---------- Available data
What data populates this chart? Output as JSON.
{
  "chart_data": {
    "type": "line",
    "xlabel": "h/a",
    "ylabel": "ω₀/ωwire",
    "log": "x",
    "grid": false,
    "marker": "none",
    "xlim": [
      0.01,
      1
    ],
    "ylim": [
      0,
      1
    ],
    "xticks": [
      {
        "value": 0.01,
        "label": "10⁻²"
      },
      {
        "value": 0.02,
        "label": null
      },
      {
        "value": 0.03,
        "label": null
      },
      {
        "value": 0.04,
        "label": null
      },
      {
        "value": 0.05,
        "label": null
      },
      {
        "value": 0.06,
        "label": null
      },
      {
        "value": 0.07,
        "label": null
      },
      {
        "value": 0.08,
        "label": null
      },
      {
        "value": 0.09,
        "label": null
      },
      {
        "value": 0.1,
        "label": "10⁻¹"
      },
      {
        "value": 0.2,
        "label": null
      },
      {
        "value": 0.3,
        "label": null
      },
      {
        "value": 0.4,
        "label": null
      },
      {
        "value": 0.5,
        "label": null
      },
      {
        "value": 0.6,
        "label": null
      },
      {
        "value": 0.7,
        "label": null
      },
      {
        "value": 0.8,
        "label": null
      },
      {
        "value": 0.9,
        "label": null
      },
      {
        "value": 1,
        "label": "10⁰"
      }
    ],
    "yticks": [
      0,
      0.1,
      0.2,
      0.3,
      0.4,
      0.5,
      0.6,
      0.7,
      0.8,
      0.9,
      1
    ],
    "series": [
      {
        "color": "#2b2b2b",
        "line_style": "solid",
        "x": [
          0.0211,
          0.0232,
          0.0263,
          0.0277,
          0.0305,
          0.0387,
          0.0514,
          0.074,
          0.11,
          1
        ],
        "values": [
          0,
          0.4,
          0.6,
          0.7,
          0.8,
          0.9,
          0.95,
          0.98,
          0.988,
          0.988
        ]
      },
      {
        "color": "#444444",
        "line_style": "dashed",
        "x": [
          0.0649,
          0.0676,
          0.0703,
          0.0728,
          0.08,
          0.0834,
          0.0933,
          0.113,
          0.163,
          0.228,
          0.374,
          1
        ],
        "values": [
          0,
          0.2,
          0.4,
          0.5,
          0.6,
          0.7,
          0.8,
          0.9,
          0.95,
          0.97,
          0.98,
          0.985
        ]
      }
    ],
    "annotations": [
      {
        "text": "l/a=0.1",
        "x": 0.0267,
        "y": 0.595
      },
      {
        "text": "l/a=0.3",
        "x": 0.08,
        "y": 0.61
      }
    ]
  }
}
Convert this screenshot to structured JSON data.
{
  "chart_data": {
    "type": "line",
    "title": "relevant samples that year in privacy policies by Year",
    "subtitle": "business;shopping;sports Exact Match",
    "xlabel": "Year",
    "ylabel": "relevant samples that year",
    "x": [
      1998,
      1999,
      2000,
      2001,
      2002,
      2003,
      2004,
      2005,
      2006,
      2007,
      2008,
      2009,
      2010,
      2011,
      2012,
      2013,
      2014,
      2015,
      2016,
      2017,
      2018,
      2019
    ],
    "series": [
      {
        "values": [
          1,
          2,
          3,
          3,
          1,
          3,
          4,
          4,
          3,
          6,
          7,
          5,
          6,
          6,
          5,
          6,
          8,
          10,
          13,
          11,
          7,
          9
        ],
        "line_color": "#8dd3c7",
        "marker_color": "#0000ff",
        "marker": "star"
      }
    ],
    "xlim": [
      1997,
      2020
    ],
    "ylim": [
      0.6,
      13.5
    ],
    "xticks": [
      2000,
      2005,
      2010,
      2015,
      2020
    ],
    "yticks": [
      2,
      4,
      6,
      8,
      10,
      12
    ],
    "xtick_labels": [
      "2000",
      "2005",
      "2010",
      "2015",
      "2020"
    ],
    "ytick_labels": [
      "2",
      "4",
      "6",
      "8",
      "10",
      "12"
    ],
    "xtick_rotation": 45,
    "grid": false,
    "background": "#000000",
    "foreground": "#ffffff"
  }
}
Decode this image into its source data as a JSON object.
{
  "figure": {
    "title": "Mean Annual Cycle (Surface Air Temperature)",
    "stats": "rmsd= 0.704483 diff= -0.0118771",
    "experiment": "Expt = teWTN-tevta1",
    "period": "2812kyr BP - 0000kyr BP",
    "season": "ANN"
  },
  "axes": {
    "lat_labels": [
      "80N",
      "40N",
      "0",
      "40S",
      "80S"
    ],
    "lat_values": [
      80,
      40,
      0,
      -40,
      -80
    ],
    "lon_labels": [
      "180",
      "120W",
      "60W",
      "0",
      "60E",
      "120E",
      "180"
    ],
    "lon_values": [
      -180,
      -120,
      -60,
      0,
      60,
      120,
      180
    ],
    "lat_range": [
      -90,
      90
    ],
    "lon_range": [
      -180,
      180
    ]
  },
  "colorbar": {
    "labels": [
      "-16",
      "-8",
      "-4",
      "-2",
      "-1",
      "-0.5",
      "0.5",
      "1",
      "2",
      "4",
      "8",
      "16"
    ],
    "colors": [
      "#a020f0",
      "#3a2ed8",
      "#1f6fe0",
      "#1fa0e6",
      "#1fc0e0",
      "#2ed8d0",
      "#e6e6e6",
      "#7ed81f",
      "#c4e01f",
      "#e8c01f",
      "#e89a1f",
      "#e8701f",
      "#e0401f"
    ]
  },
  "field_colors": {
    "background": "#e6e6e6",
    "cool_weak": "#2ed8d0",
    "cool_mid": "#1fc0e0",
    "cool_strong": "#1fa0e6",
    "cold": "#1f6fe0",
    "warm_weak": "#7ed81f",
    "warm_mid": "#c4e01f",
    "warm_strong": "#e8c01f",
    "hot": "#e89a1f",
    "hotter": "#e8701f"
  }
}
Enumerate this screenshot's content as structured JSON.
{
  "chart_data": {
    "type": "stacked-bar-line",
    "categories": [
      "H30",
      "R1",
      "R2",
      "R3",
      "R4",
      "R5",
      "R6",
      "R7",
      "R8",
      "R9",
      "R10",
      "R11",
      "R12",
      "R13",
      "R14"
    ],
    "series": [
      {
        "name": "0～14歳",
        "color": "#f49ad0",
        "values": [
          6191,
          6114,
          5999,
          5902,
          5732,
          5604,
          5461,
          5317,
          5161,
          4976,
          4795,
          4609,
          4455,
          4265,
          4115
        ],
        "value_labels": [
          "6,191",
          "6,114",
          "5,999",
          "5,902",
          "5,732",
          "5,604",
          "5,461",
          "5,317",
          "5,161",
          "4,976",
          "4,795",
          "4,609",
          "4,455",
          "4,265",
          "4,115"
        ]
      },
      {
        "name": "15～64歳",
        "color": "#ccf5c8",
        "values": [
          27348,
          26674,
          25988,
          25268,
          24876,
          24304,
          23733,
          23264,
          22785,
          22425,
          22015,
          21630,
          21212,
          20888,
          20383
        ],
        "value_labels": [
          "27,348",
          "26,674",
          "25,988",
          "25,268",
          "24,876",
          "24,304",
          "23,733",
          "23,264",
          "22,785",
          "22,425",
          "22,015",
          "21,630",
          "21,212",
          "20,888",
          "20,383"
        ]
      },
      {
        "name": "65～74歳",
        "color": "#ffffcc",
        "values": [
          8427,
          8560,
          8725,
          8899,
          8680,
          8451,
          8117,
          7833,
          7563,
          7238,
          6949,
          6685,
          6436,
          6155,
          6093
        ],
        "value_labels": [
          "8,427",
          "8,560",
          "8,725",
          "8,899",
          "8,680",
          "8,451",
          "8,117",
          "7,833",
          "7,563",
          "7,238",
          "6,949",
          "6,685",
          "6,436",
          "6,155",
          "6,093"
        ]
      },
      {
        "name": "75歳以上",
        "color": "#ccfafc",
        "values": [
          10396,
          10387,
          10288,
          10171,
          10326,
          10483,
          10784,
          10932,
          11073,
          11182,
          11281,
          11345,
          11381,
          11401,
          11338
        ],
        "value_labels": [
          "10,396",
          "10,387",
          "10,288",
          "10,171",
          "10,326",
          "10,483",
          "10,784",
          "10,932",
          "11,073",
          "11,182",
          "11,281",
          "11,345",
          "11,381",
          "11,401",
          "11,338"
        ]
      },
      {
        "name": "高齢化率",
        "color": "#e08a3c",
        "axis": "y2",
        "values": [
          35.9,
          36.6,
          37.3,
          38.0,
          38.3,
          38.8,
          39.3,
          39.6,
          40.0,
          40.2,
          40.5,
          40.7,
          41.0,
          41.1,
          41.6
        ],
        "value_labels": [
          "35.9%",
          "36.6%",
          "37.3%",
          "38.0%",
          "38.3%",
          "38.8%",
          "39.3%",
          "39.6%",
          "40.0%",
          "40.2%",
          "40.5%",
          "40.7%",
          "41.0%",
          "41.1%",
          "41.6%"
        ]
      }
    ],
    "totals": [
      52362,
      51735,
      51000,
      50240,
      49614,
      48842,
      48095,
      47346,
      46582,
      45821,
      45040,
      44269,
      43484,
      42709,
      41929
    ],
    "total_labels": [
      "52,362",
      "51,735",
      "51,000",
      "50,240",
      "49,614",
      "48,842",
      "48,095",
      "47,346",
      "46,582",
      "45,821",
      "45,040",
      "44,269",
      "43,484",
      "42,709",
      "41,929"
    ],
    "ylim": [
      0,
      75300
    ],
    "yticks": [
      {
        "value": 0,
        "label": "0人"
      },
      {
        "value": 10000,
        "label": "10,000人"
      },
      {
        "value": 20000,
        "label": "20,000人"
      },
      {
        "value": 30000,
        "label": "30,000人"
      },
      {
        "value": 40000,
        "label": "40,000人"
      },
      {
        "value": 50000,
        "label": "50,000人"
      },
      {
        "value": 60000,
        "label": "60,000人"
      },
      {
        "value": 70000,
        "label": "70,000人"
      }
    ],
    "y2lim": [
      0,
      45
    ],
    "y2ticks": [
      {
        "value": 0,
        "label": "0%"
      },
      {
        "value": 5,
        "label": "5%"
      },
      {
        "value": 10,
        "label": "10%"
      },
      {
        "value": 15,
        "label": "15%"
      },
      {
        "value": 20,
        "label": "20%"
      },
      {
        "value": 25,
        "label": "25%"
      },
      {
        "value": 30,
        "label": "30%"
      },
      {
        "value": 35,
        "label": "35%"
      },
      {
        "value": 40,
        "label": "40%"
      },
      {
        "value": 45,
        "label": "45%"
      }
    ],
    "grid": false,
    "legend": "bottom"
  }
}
--------------------
Requirement:
Scan the lines for the string "screenshot". Copy out each line that matches.

Result of this task:
Convert this screenshot to structured JSON data.
Enumerate this screenshot's content as structured JSON.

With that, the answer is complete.